The problem:
Each entry below must be repeated word for word.

◆ ◆ ◆ ◆

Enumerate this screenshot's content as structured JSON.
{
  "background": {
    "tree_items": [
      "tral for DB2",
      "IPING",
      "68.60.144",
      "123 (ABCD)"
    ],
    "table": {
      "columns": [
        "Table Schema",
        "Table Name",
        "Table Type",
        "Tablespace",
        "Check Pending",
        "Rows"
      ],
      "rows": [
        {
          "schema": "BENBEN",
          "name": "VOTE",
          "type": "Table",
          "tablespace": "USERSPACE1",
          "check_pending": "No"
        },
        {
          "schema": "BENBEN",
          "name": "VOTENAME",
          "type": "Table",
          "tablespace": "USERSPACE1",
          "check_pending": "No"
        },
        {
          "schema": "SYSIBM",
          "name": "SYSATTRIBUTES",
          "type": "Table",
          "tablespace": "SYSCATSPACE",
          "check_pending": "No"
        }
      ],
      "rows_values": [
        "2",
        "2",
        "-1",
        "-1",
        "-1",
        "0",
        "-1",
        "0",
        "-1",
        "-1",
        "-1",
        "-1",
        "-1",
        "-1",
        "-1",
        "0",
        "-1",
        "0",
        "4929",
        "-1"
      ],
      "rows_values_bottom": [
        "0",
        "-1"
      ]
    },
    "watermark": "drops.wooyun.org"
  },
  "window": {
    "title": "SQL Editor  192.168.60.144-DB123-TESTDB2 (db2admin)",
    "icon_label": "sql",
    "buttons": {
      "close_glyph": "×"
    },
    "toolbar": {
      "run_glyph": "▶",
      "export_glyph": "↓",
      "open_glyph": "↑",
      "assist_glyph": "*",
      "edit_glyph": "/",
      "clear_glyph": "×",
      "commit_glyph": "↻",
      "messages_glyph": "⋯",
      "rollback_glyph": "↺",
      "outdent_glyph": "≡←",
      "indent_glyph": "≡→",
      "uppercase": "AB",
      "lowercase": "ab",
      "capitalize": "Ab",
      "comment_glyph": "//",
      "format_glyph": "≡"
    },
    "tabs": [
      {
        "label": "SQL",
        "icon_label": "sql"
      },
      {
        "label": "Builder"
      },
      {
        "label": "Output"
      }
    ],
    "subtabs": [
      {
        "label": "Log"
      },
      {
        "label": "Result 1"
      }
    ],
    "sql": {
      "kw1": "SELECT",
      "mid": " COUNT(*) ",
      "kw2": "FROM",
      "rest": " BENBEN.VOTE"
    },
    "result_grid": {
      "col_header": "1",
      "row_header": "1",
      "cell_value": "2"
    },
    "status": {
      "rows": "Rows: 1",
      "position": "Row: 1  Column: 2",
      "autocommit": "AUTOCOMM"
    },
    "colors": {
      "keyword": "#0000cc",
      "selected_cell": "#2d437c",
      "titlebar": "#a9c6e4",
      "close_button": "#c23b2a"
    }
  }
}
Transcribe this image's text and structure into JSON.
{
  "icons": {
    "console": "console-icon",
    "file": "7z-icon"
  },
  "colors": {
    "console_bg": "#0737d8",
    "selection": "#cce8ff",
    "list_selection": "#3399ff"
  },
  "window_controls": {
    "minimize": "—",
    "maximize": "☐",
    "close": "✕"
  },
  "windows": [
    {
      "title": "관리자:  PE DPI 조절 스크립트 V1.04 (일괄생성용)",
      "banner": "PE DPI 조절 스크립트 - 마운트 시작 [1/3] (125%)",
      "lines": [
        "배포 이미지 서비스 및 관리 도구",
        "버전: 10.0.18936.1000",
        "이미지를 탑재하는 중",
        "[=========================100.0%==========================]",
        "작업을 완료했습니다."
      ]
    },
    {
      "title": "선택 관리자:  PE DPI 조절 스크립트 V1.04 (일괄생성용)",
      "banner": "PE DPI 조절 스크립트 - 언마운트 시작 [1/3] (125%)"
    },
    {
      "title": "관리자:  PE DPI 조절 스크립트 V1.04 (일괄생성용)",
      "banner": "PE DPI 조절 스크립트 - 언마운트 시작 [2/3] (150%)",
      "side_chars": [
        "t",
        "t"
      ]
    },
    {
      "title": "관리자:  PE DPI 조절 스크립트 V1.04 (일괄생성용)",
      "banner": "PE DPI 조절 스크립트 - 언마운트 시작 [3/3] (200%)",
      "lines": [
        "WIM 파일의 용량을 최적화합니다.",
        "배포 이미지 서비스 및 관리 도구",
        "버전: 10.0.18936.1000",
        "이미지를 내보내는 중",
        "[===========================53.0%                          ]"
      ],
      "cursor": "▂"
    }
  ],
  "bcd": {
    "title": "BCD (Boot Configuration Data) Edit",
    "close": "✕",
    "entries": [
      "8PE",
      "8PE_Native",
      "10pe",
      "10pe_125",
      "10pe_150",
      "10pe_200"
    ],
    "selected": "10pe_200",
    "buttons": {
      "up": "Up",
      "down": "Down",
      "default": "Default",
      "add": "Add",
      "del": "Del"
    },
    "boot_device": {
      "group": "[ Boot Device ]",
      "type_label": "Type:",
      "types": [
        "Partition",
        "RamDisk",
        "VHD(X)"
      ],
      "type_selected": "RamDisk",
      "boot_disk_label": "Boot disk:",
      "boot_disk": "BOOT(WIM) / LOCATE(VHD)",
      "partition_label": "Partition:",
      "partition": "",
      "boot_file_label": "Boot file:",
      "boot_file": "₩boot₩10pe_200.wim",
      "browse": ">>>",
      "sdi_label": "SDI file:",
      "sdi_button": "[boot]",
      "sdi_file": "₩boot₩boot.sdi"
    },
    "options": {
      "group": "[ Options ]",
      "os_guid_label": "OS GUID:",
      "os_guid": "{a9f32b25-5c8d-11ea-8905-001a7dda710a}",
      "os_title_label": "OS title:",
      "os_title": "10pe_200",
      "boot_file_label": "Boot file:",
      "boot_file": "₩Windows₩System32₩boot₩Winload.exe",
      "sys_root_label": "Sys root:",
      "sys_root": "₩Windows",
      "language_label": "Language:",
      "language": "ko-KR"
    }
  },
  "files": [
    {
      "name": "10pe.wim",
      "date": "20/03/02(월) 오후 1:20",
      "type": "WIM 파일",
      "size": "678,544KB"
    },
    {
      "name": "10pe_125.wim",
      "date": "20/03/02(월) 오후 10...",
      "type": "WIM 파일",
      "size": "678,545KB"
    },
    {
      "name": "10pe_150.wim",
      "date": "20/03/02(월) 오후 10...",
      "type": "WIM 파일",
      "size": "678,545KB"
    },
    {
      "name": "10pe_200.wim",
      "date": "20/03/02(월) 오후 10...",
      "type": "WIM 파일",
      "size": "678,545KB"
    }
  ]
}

◆ ◆ ◆ ◆

Exercise response:
Enumerate this screenshot's content as structured JSON.
{
  "background": {
    "tree_items": [
      "tral for DB2",
      "IPING",
      "68.60.144",
      "123 (ABCD)"
    ],
    "table": {
      "columns": [
        "Table Schema",
        "Table Name",
        "Table Type",
        "Tablespace",
        "Check Pending",
        "Rows"
      ],
      "rows": [
        {
          "schema": "BENBEN",
          "name": "VOTE",
          "type": "Table",
          "tablespace": "USERSPACE1",
          "check_pending": "No"
        },
        {
          "schema": "BENBEN",
          "name": "VOTENAME",
          "type": "Table",
          "tablespace": "USERSPACE1",
          "check_pending": "No"
        },
        {
          "schema": "SYSIBM",
          "name": "SYSATTRIBUTES",
          "type": "Table",
          "tablespace": "SYSCATSPACE",
          "check_pending": "No"
        }
      ],
      "rows_values": [
        "2",
        "2",
        "-1",
        "-1",
        "-1",
        "0",
        "-1",
        "0",
        "-1",
        "-1",
        "-1",
        "-1",
        "-1",
        "-1",
        "-1",
        "0",
        "-1",
        "0",
        "4929",
        "-1"
      ],
      "rows_values_bottom": [
        "0",
        "-1"
      ]
    },
    "watermark": "drops.wooyun.org"
  },
  "window": {
    "title": "SQL Editor  192.168.60.144-DB123-TESTDB2 (db2admin)",
    "icon_label": "sql",
    "buttons": {
      "close_glyph": "×"
    },
    "toolbar": {
      "run_glyph": "▶",
      "export_glyph": "↓",
      "open_glyph": "↑",
      "assist_glyph": "*",
      "edit_glyph": "/",
      "clear_glyph": "×",
      "commit_glyph": "↻",
      "messages_glyph": "⋯",
      "rollback_glyph": "↺",
      "outdent_glyph": "≡←",
      "indent_glyph": "≡→",
      "uppercase": "AB",
      "lowercase": "ab",
      "capitalize": "Ab",
      "comment_glyph": "//",
      "format_glyph": "≡"
    },
    "tabs": [
      {
        "label": "SQL",
        "icon_label": "sql"
      },
      {
        "label": "Builder"
      },
      {
        "label": "Output"
      }
    ],
    "subtabs": [
      {
        "label": "Log"
      },
      {
        "label": "Result 1"
      }
    ],
    "sql": {
      "kw1": "SELECT",
      "mid": " COUNT(*) ",
      "kw2": "FROM",
      "rest": " BENBEN.VOTE"
    },
    "result_grid": {
      "col_header": "1",
      "row_header": "1",
      "cell_value": "2"
    },
    "status": {
      "rows": "Rows: 1",
      "position": "Row: 1  Column: 2",
      "autocommit": "AUTOCOMM"
    },
    "colors": {
      "keyword": "#0000cc",
      "selected_cell": "#2d437c",
      "titlebar": "#a9c6e4",
      "close_button": "#c23b2a"
    }
  }
}
Transcribe this image's text and structure into JSON.
{
  "icons": {
    "console": "console-icon",
    "file": "7z-icon"
  },
  "colors": {
    "console_bg": "#0737d8",
    "selection": "#cce8ff",
    "list_selection": "#3399ff"
  },
  "window_controls": {
    "minimize": "—",
    "maximize": "☐",
    "close": "✕"
  },
  "windows": [
    {
      "title": "관리자:  PE DPI 조절 스크립트 V1.04 (일괄생성용)",
      "banner": "PE DPI 조절 스크립트 - 마운트 시작 [1/3] (125%)",
      "lines": [
        "배포 이미지 서비스 및 관리 도구",
        "버전: 10.0.18936.1000",
        "이미지를 탑재하는 중",
        "[=========================100.0%==========================]",
        "작업을 완료했습니다."
      ]
    },
    {
      "title": "선택 관리자:  PE DPI 조절 스크립트 V1.04 (일괄생성용)",
      "banner": "PE DPI 조절 스크립트 - 언마운트 시작 [1/3] (125%)"
    },
    {
      "title": "관리자:  PE DPI 조절 스크립트 V1.04 (일괄생성용)",
      "banner": "PE DPI 조절 스크립트 - 언마운트 시작 [2/3] (150%)",
      "side_chars": [
        "t",
        "t"
      ]
    },
    {
      "title": "관리자:  PE DPI 조절 스크립트 V1.04 (일괄생성용)",
      "banner": "PE DPI 조절 스크립트 - 언마운트 시작 [3/3] (200%)",
      "lines": [
        "WIM 파일의 용량을 최적화합니다.",
        "배포 이미지 서비스 및 관리 도구",
        "버전: 10.0.18936.1000",
        "이미지를 내보내는 중",
        "[===========================53.0%                          ]"
      ],
      "cursor": "▂"
    }
  ],
  "bcd": {
    "title": "BCD (Boot Configuration Data) Edit",
    "close": "✕",
    "entries": [
      "8PE",
      "8PE_Native",
      "10pe",
      "10pe_125",
      "10pe_150",
      "10pe_200"
    ],
    "selected": "10pe_200",
    "buttons": {
      "up": "Up",
      "down": "Down",
      "default": "Default",
      "add": "Add",
      "del": "Del"
    },
    "boot_device": {
      "group": "[ Boot Device ]",
      "type_label": "Type:",
      "types": [
        "Partition",
        "RamDisk",
        "VHD(X)"
      ],
      "type_selected": "RamDisk",
      "boot_disk_label": "Boot disk:",
      "boot_disk": "BOOT(WIM) / LOCATE(VHD)",
      "partition_label": "Partition:",
      "partition": "",
      "boot_file_label": "Boot file:",
      "boot_file": "₩boot₩10pe_200.wim",
      "browse": ">>>",
      "sdi_label": "SDI file:",
      "sdi_button": "[boot]",
      "sdi_file": "₩boot₩boot.sdi"
    },
    "options": {
      "group": "[ Options ]",
      "os_guid_label": "OS GUID:",
      "os_guid": "{a9f32b25-5c8d-11ea-8905-001a7dda710a}",
      "os_title_label": "OS title:",
      "os_title": "10pe_200",
      "boot_file_label": "Boot file:",
      "boot_file": "₩Windows₩System32₩boot₩Winload.exe",
      "sys_root_label": "Sys root:",
      "sys_root": "₩Windows",
      "language_label": "Language:",
      "language": "ko-KR"
    }
  },
  "files": [
    {
      "name": "10pe.wim",
      "date": "20/03/02(월) 오후 1:20",
      "type": "WIM 파일",
      "size": "678,544KB"
    },
    {
      "name": "10pe_125.wim",
      "date": "20/03/02(월) 오후 10...",
      "type": "WIM 파일",
      "size": "678,545KB"
    },
    {
      "name": "10pe_150.wim",
      "date": "20/03/02(월) 오후 10...",
      "type": "WIM 파일",
      "size": "678,545KB"
    },
    {
      "name": "10pe_200.wim",
      "date": "20/03/02(월) 오후 10...",
      "type": "WIM 파일",
      "size": "678,545KB"
    }
  ]
}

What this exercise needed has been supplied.